[Stored records]
◆ ◆ ◆ ◆

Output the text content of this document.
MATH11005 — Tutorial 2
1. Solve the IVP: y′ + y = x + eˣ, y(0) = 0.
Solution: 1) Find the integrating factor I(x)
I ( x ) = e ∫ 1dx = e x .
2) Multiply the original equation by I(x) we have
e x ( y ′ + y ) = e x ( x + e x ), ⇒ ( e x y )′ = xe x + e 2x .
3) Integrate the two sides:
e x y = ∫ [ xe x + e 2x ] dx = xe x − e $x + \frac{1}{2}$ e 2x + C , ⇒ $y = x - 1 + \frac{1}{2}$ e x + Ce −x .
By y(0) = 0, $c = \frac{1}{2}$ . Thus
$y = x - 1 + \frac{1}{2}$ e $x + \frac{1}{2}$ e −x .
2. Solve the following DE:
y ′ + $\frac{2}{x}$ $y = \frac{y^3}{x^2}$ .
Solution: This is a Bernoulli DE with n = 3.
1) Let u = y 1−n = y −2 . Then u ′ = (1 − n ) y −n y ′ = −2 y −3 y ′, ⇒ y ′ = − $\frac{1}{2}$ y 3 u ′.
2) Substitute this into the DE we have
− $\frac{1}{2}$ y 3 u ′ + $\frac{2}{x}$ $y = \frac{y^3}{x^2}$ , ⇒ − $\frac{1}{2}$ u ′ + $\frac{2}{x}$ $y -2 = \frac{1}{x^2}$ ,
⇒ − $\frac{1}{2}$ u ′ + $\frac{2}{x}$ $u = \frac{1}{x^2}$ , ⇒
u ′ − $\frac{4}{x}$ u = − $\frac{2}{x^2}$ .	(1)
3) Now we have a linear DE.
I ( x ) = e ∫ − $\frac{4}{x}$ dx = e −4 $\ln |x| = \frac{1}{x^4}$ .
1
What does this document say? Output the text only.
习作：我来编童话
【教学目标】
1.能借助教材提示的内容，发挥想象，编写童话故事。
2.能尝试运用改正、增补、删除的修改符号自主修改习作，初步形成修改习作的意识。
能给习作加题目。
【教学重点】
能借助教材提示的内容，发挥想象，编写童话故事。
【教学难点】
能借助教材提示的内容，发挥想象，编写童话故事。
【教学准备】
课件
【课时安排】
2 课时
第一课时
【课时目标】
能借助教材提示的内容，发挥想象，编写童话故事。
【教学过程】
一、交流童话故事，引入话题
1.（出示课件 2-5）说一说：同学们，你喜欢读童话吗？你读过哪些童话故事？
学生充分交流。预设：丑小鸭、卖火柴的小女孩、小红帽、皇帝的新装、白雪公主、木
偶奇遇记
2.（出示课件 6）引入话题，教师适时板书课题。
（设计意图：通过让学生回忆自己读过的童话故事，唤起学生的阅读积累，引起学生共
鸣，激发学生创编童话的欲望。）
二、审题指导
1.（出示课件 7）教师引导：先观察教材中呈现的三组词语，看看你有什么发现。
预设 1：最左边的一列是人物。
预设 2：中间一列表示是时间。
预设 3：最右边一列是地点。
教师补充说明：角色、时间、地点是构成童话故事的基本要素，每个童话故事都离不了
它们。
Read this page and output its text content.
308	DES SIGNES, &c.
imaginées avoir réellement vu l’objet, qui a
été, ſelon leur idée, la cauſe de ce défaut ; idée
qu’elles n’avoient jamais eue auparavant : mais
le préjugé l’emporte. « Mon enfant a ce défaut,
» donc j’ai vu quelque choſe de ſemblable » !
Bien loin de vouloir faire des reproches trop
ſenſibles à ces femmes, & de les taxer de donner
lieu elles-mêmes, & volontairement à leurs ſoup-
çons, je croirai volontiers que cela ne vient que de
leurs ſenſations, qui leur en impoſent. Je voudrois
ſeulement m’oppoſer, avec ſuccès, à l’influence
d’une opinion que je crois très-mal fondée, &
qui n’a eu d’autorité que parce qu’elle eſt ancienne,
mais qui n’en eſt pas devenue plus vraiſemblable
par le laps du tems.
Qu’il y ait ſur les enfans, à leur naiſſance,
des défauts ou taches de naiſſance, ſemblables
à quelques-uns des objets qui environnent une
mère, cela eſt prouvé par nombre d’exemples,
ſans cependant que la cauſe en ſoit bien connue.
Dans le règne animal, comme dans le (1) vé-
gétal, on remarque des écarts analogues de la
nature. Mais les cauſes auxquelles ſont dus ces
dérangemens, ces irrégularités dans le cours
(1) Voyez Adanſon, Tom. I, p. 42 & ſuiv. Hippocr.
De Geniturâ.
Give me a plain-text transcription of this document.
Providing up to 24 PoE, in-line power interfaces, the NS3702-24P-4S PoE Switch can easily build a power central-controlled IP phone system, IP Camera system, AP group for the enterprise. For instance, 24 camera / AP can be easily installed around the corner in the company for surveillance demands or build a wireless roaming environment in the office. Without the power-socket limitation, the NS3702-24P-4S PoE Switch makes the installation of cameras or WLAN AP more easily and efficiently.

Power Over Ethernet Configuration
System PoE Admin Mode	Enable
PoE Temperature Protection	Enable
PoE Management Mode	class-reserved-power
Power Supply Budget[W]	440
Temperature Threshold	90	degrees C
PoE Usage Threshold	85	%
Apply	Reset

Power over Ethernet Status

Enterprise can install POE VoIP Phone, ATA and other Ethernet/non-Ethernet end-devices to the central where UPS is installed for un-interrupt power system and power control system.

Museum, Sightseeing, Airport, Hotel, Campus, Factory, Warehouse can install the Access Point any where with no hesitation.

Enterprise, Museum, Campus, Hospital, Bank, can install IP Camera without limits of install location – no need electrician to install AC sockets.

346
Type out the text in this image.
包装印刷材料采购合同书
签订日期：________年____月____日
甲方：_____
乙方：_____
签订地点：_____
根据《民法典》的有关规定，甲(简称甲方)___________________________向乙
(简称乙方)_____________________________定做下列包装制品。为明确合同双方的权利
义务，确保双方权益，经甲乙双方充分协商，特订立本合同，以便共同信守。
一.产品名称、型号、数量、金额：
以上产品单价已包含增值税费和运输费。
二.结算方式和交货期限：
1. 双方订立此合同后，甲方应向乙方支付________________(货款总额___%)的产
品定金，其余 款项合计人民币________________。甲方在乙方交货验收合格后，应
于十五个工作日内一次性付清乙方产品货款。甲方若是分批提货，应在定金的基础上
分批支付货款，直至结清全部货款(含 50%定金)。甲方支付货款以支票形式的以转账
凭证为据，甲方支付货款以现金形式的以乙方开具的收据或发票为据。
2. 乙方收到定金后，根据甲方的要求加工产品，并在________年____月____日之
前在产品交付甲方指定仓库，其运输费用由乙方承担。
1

◆ ◆ ◆ ◆

DESCRIPTION OF THE TASK: Please restate the records in full, word for word.

SOLUTION FOR THIS PROBLEM:
Output the text content of this document.
MATH11005 — Tutorial 2
1. Solve the IVP: y′ + y = x + eˣ, y(0) = 0.
Solution: 1) Find the integrating factor I(x)
I ( x ) = e ∫ 1dx = e x .
2) Multiply the original equation by I(x) we have
e x ( y ′ + y ) = e x ( x + e x ), ⇒ ( e x y )′ = xe x + e 2x .
3) Integrate the two sides:
e x y = ∫ [ xe x + e 2x ] dx = xe x − e $x + \frac{1}{2}$ e 2x + C , ⇒ $y = x - 1 + \frac{1}{2}$ e x + Ce −x .
By y(0) = 0, $c = \frac{1}{2}$ . Thus
$y = x - 1 + \frac{1}{2}$ e $x + \frac{1}{2}$ e −x .
2. Solve the following DE:
y ′ + $\frac{2}{x}$ $y = \frac{y^3}{x^2}$ .
Solution: This is a Bernoulli DE with n = 3.
1) Let u = y 1−n = y −2 . Then u ′ = (1 − n ) y −n y ′ = −2 y −3 y ′, ⇒ y ′ = − $\frac{1}{2}$ y 3 u ′.
2) Substitute this into the DE we have
− $\frac{1}{2}$ y 3 u ′ + $\frac{2}{x}$ $y = \frac{y^3}{x^2}$ , ⇒ − $\frac{1}{2}$ u ′ + $\frac{2}{x}$ $y -2 = \frac{1}{x^2}$ ,
⇒ − $\frac{1}{2}$ u ′ + $\frac{2}{x}$ $u = \frac{1}{x^2}$ , ⇒
u ′ − $\frac{4}{x}$ u = − $\frac{2}{x^2}$ .	(1)
3) Now we have a linear DE.
I ( x ) = e ∫ − $\frac{4}{x}$ dx = e −4 $\ln |x| = \frac{1}{x^4}$ .
1
What does this document say? Output the text only.
习作：我来编童话
【教学目标】
1.能借助教材提示的内容，发挥想象，编写童话故事。
2.能尝试运用改正、增补、删除的修改符号自主修改习作，初步形成修改习作的意识。
能给习作加题目。
【教学重点】
能借助教材提示的内容，发挥想象，编写童话故事。
【教学难点】
能借助教材提示的内容，发挥想象，编写童话故事。
【教学准备】
课件
【课时安排】
2 课时
第一课时
【课时目标】
能借助教材提示的内容，发挥想象，编写童话故事。
【教学过程】
一、交流童话故事，引入话题
1.（出示课件 2-5）说一说：同学们，你喜欢读童话吗？你读过哪些童话故事？
学生充分交流。预设：丑小鸭、卖火柴的小女孩、小红帽、皇帝的新装、白雪公主、木
偶奇遇记
2.（出示课件 6）引入话题，教师适时板书课题。
（设计意图：通过让学生回忆自己读过的童话故事，唤起学生的阅读积累，引起学生共
鸣，激发学生创编童话的欲望。）
二、审题指导
1.（出示课件 7）教师引导：先观察教材中呈现的三组词语，看看你有什么发现。
预设 1：最左边的一列是人物。
预设 2：中间一列表示是时间。
预设 3：最右边一列是地点。
教师补充说明：角色、时间、地点是构成童话故事的基本要素，每个童话故事都离不了
它们。
Read this page and output its text content.
308	DES SIGNES, &c.
imaginées avoir réellement vu l’objet, qui a
été, ſelon leur idée, la cauſe de ce défaut ; idée
qu’elles n’avoient jamais eue auparavant : mais
le préjugé l’emporte. « Mon enfant a ce défaut,
» donc j’ai vu quelque choſe de ſemblable » !
Bien loin de vouloir faire des reproches trop
ſenſibles à ces femmes, & de les taxer de donner
lieu elles-mêmes, & volontairement à leurs ſoup-
çons, je croirai volontiers que cela ne vient que de
leurs ſenſations, qui leur en impoſent. Je voudrois
ſeulement m’oppoſer, avec ſuccès, à l’influence
d’une opinion que je crois très-mal fondée, &
qui n’a eu d’autorité que parce qu’elle eſt ancienne,
mais qui n’en eſt pas devenue plus vraiſemblable
par le laps du tems.
Qu’il y ait ſur les enfans, à leur naiſſance,
des défauts ou taches de naiſſance, ſemblables
à quelques-uns des objets qui environnent une
mère, cela eſt prouvé par nombre d’exemples,
ſans cependant que la cauſe en ſoit bien connue.
Dans le règne animal, comme dans le (1) vé-
gétal, on remarque des écarts analogues de la
nature. Mais les cauſes auxquelles ſont dus ces
dérangemens, ces irrégularités dans le cours
(1) Voyez Adanſon, Tom. I, p. 42 & ſuiv. Hippocr.
De Geniturâ.
Give me a plain-text transcription of this document.
Providing up to 24 PoE, in-line power interfaces, the NS3702-24P-4S PoE Switch can easily build a power central-controlled IP phone system, IP Camera system, AP group for the enterprise. For instance, 24 camera / AP can be easily installed around the corner in the company for surveillance demands or build a wireless roaming environment in the office. Without the power-socket limitation, the NS3702-24P-4S PoE Switch makes the installation of cameras or WLAN AP more easily and efficiently.

Power Over Ethernet Configuration
System PoE Admin Mode	Enable
PoE Temperature Protection	Enable
PoE Management Mode	class-reserved-power
Power Supply Budget[W]	440
Temperature Threshold	90	degrees C
PoE Usage Threshold	85	%
Apply	Reset

Power over Ethernet Status

Enterprise can install POE VoIP Phone, ATA and other Ethernet/non-Ethernet end-devices to the central where UPS is installed for un-interrupt power system and power control system.

Museum, Sightseeing, Airport, Hotel, Campus, Factory, Warehouse can install the Access Point any where with no hesitation.

Enterprise, Museum, Campus, Hospital, Bank, can install IP Camera without limits of install location – no need electrician to install AC sockets.

346
Type out the text in this image.
包装印刷材料采购合同书
签订日期：________年____月____日
甲方：_____
乙方：_____
签订地点：_____
根据《民法典》的有关规定，甲(简称甲方)___________________________向乙
(简称乙方)_____________________________定做下列包装制品。为明确合同双方的权利
义务，确保双方权益，经甲乙双方充分协商，特订立本合同，以便共同信守。
一.产品名称、型号、数量、金额：
以上产品单价已包含增值税费和运输费。
二.结算方式和交货期限：
1. 双方订立此合同后，甲方应向乙方支付________________(货款总额___%)的产
品定金，其余 款项合计人民币________________。甲方在乙方交货验收合格后，应
于十五个工作日内一次性付清乙方产品货款。甲方若是分批提货，应在定金的基础上
分批支付货款，直至结清全部货款(含 50%定金)。甲方支付货款以支票形式的以转账
凭证为据，甲方支付货款以现金形式的以乙方开具的收据或发票为据。
2. 乙方收到定金后，根据甲方的要求加工产品，并在________年____月____日之
前在产品交付甲方指定仓库，其运输费用由乙方承担。
1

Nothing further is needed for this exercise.